#### [RAW RECORDS]
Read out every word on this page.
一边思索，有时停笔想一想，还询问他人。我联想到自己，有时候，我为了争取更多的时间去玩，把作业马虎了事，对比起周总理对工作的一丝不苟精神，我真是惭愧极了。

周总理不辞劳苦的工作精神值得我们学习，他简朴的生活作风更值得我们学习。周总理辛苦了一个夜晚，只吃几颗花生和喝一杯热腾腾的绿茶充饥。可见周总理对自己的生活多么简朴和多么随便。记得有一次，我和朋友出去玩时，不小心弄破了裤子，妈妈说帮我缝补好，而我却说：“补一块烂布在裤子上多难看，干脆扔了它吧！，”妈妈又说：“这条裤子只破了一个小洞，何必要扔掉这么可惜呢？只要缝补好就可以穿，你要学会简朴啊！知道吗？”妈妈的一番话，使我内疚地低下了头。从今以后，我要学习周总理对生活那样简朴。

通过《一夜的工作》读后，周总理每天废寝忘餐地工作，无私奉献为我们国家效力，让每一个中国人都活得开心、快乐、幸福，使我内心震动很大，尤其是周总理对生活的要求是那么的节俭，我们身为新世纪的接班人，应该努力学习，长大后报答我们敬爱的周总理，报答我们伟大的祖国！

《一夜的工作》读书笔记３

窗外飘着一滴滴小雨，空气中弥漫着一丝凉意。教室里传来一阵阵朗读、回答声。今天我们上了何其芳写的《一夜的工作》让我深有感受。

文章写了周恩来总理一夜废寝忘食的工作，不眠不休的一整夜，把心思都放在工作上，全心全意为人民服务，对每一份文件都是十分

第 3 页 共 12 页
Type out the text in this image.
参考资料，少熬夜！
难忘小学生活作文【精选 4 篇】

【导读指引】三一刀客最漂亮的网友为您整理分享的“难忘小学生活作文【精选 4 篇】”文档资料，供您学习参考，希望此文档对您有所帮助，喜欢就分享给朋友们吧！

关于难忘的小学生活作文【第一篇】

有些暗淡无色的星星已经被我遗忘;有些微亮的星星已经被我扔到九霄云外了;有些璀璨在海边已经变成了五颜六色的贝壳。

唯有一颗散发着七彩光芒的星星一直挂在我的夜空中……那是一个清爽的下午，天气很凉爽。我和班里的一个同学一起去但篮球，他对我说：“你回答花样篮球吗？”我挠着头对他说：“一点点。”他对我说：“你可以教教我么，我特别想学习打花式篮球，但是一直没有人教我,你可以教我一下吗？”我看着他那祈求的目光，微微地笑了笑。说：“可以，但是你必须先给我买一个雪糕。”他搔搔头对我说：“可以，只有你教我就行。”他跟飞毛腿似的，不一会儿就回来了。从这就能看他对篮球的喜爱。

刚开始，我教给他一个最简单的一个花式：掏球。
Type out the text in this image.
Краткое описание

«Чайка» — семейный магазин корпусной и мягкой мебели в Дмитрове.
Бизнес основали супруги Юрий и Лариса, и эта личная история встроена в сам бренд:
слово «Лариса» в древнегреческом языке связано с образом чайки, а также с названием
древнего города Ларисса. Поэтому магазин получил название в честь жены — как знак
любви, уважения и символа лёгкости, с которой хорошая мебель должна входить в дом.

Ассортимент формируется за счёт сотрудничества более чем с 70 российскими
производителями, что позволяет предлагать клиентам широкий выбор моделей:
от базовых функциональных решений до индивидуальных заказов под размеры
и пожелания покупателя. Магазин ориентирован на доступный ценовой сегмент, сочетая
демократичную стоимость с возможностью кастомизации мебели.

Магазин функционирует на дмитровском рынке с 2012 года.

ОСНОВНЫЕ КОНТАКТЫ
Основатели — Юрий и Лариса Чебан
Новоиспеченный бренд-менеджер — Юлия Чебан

#### [TO BE DONE]
List every line in the records above that contains the word "мебели".

#### [THE SOLUTION]
«Чайка» — семейный магазин корпусной и мягкой мебели в Дмитрове.
демократичную стоимость с возможностью кастомизации мебели.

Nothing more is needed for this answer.